Given information »
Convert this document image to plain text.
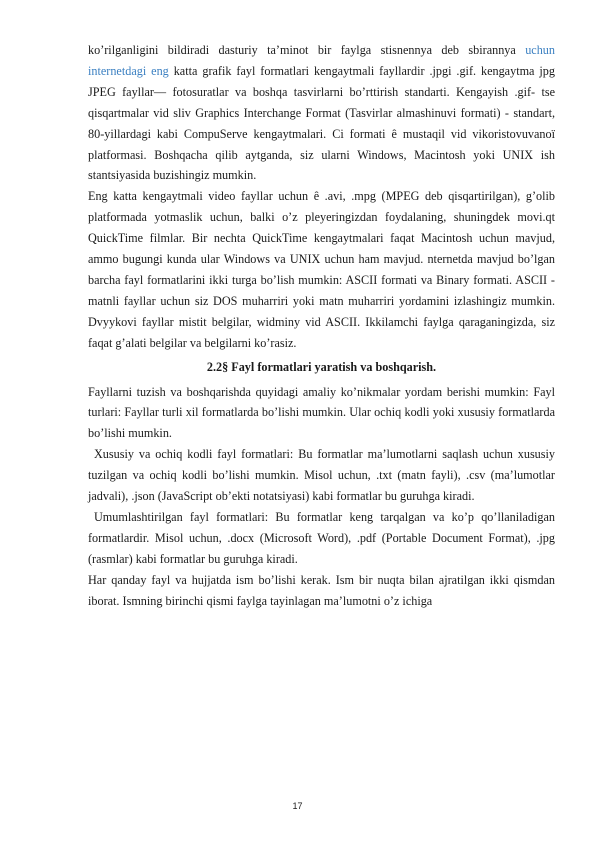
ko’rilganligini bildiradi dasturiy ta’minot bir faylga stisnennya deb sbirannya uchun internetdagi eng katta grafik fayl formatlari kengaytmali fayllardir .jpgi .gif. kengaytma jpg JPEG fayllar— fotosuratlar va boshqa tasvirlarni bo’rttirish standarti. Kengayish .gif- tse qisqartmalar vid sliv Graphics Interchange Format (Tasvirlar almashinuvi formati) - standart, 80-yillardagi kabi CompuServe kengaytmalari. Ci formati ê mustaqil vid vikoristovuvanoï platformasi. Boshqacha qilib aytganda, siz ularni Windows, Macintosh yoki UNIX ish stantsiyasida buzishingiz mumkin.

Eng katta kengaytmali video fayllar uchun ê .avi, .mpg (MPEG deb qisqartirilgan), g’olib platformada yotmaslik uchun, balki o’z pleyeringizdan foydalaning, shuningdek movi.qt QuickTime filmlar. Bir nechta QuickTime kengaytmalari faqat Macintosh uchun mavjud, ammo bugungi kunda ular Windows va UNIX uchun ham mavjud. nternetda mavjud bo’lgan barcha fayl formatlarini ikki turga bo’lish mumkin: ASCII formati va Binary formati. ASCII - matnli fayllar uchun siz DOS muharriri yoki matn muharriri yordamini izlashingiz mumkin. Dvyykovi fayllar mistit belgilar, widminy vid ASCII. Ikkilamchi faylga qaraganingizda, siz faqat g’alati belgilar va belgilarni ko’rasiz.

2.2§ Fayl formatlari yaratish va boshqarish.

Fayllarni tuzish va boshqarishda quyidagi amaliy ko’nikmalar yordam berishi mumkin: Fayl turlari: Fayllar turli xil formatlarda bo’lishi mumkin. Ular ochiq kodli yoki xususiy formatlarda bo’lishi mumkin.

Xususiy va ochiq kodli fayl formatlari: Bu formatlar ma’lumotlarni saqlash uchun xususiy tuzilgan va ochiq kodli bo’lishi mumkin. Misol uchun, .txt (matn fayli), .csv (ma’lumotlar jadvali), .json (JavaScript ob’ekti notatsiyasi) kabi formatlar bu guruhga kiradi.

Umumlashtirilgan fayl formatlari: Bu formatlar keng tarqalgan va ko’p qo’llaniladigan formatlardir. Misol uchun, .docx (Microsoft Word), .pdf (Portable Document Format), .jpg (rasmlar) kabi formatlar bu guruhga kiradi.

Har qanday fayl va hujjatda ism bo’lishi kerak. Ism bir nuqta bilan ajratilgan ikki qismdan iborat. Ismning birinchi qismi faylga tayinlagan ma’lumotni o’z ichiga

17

Task to carry out »
From the records given above, copy all lines containing "guruhga".

Response »
Xususiy va ochiq kodli fayl formatlari: Bu formatlar ma’lumotlarni saqlash uchun xususiy tuzilgan va ochiq kodli bo’lishi mumkin. Misol uchun, .txt (matn fayli), .csv (ma’lumotlar jadvali), .json (JavaScript ob’ekti notatsiyasi) kabi formatlar bu guruhga kiradi.
Umumlashtirilgan fayl formatlari: Bu formatlar keng tarqalgan va ko’p qo’llaniladigan formatlardir. Misol uchun, .docx (Microsoft Word), .pdf (Portable Document Format), .jpg (rasmlar) kabi formatlar bu guruhga kiradi.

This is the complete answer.